Extract provided
First time post and willing to be corrected if grammar/spelling is an issue, (English is not my mother tongue). This is to share from the OP regarding the documents prerequisite that I myself been paused from the application process here in Toronto RC, and thank you to a very beautiful Major who gave me an enormous time to complete my requirements, really appreciate it. I originally applied for DEO but a quick change of decision turn it to NCM for couple of reason.

At a ripe age, I prefer to give those DEO trades who can serve more years than I am.
Realistically, as a degree holder from another country (Philippines), I’ll be more competent if I applied NCM with the trade that I always enjoy basing on my international experience (I have worked in the ME as a civilian contractor in US-ARCENT, Dhahran, KSA). 

Trades ED Tech and EGS Tech that I am applying for requires a minimum of Grade 10 which is high school equivalent. The documents that I submitted was a transcript of records of my degree and was assessed by ICAS that took 60 days prior to write a written report on what is its equivalency. What I did not anticipated was an NCM minimum requirement, which means I need also my high school transcript and another 60 days assessment of ICAS respectively.

Again let me put a stress on it, if you graduated from any other country, applying for NCM/DEO, you have to both your high school and college/university transcript be assess by any credential evaluation services approved by the CF.

This could be an off topic, but I think I should post this anyway; Since my first step here in Canada, my heart really belongs to serve this generous country. I was disappointed when I saw the first requirements, must be Canadian citizen, unlike in the US, they allow immigrant to join. Even in our country, back in the days, US RC’s were open to us.

Became a citizen at the same time blessed with a child that gave me another complicated decision if I will join or not. As I was reading on this site, I crossed on some lines that says “Living what if, is not living at all” this really pursue and push me to launch an online application. Thanks to DAA and Sir George Wallace for all your very informative replies to each and every one of us seeking a career in the CF. Just follow their posts, all your queries will be answer. I am hoping someday I could salute them and shake their hands.

The other reason posting here is, I want to give thanks to the CF and Canadian Government for giving us another generous help on typhoon Haiyan victims, and we know words are not enough. These really boost my interests to be part of the CF. I myself experienced that kind of typhoon three times when I was growing up and I know what is like to be there. I remember my mother was running in spite of flying roofs and debris, just to save my grandparents and brought them in a safe place.

Again, in behalf of Filipino communities all over Canada and Filipino people all over the world, THANK YOU CF, Canadian Government, Canadians and Immigrants who ALWAYS support us.


----------



## Okanagan Guy (21 Nov 2013)

stealthylizard said:
			
		

> Mincading, they do all that for you.



I spent some time out of country. I was asked to obtain my own criminal/credit check from that country.


----------



## BeyondTheNow (23 Nov 2013)

Okanagan Guy said:
			
		

> I spent some time out of country. I was asked to obtain my own criminal/credit check from that country.



Really? I spent time out of country as well. There were no personal costs or effort needed on my part at all. Unless something has changed drastically. Perhaps someone from recruiting might take a gander at this thread. I'm simply curious...


----------



## Okanagan Guy (23 Nov 2013)

Information shown
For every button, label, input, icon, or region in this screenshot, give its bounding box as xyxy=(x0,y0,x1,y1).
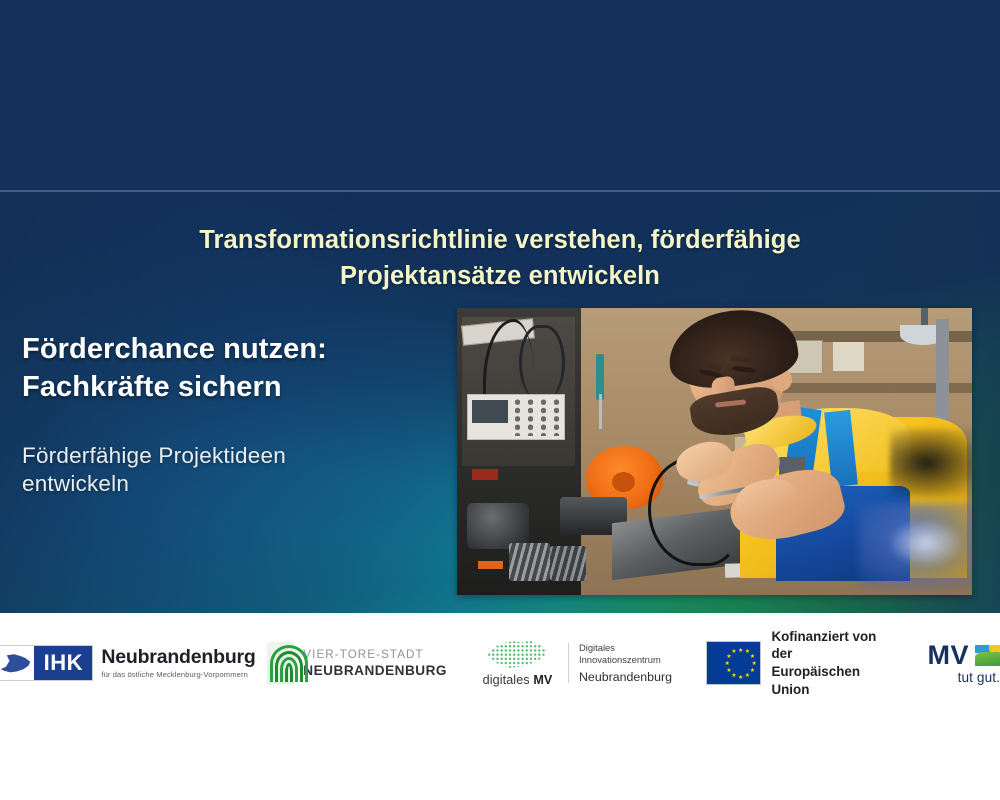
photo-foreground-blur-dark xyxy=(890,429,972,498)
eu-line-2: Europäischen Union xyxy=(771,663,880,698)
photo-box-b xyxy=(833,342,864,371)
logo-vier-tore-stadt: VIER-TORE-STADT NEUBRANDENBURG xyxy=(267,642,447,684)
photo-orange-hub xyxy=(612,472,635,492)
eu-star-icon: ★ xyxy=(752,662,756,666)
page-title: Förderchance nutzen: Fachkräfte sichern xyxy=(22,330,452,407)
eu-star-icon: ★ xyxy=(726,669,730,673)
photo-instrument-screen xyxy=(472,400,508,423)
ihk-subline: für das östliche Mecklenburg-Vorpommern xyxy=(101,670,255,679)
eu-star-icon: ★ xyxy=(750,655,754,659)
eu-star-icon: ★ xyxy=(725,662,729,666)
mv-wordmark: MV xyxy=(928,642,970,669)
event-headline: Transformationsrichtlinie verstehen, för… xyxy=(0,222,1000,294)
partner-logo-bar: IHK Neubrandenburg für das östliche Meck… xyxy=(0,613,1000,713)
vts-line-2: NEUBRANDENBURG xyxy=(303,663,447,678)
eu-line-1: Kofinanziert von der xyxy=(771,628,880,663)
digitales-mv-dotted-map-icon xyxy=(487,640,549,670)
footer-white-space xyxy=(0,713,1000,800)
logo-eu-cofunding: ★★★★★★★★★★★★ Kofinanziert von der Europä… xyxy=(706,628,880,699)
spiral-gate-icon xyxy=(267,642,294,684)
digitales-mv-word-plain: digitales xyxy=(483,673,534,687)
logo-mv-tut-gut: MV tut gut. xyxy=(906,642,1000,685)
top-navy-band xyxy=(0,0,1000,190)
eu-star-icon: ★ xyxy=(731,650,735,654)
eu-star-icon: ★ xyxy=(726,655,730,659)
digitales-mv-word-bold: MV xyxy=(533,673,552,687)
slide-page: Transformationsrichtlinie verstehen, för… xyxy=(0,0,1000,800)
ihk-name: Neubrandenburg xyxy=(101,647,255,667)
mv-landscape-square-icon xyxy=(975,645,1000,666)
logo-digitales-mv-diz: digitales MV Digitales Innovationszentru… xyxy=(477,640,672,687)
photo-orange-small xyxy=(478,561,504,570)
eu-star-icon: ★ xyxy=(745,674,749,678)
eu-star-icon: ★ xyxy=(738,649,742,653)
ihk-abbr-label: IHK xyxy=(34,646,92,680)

Parts of the exercise
(a) In two sentences, what does the thread say?
(b) Could you rewrite the part of the thread that opens with "Again, in behalf" and closes with "that for you.", swapping "Filipino" for "Philippine"?
The data isn't needed here.

The results
(a) An applicant in Toronto switched from DEO to NCM for the ED Tech and EGS Tech trades and learned that anyone educated outside Canada must have both high school and college or university transcripts assessed by a credential evaluation service approved by the CF. Later posters disagree about checks for time spent out of the country: one was asked to obtain their own criminal and credit check, and another says no personal cost or effort was needed.

(b)
Again, in behalf of Philippine communities all over Canada and Philippine people all over the world, THANK YOU CF, Canadian Government, Canadians and Immigrants who ALWAYS support us.


----------



## Okanagan Guy (21 Nov 2013)

stealthylizard said:
			
		

> Mincading, they do all that for you.